Collection entries
※

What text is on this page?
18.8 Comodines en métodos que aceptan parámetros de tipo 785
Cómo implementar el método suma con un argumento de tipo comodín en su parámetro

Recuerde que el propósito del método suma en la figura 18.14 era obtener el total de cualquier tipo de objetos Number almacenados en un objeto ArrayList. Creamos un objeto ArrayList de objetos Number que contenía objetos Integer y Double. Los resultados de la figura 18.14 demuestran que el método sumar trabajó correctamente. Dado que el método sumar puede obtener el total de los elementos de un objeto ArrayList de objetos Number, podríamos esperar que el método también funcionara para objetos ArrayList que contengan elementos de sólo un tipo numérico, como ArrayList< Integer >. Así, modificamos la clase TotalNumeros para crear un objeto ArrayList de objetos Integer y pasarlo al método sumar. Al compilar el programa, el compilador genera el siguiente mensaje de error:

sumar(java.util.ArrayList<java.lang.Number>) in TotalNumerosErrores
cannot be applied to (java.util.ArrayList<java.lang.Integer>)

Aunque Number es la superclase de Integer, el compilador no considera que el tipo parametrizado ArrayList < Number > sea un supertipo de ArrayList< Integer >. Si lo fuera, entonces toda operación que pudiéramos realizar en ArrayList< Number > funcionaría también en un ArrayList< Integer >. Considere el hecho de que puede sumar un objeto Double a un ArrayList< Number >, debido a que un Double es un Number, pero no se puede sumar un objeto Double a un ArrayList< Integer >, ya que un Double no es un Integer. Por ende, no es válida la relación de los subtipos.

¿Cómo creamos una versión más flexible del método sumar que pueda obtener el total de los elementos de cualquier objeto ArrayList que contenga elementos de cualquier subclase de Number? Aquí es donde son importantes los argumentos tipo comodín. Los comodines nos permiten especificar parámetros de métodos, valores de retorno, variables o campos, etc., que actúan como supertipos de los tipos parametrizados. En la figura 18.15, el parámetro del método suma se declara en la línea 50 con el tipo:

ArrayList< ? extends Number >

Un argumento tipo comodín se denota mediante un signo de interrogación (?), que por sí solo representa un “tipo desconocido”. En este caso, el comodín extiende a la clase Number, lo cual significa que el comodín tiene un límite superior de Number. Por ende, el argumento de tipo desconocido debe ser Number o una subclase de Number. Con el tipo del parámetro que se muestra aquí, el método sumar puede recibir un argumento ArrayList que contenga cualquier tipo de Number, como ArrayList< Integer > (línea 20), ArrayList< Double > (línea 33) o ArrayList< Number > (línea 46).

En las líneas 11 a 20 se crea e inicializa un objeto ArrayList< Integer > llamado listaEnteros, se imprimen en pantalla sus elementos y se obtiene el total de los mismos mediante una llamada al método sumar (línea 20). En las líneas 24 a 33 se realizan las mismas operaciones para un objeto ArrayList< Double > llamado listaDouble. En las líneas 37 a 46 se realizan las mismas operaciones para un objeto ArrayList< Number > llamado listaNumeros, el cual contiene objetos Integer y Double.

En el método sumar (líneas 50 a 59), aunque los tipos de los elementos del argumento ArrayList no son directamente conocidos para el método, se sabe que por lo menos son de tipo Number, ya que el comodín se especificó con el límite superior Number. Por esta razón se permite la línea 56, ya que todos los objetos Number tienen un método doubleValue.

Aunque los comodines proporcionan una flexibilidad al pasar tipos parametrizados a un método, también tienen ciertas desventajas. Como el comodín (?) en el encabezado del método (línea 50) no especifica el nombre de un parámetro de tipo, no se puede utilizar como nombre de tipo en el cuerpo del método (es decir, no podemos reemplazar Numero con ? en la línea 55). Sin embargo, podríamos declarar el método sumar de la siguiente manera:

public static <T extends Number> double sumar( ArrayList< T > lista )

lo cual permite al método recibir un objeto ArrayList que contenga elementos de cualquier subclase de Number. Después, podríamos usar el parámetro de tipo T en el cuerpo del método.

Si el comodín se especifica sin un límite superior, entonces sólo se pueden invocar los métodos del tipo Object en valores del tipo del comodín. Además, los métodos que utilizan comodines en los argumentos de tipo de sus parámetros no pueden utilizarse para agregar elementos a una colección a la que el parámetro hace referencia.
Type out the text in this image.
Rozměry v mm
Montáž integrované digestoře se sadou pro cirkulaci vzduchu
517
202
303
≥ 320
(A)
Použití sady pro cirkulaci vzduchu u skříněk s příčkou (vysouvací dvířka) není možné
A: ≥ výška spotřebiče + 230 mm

※

CHALLENGE:
Every line from the one containing "Type out the text in this image." through the end of the data must be repeated exactly, and no other line.

SOLVED PROBLEM:
Type out the text in this image.
Rozměry v mm
Montáž integrované digestoře se sadou pro cirkulaci vzduchu
517
202
303
≥ 320
(A)
Použití sady pro cirkulaci vzduchu u skříněk s příčkou (vysouvací dvířka) není možné
A: ≥ výška spotřebiče + 230 mm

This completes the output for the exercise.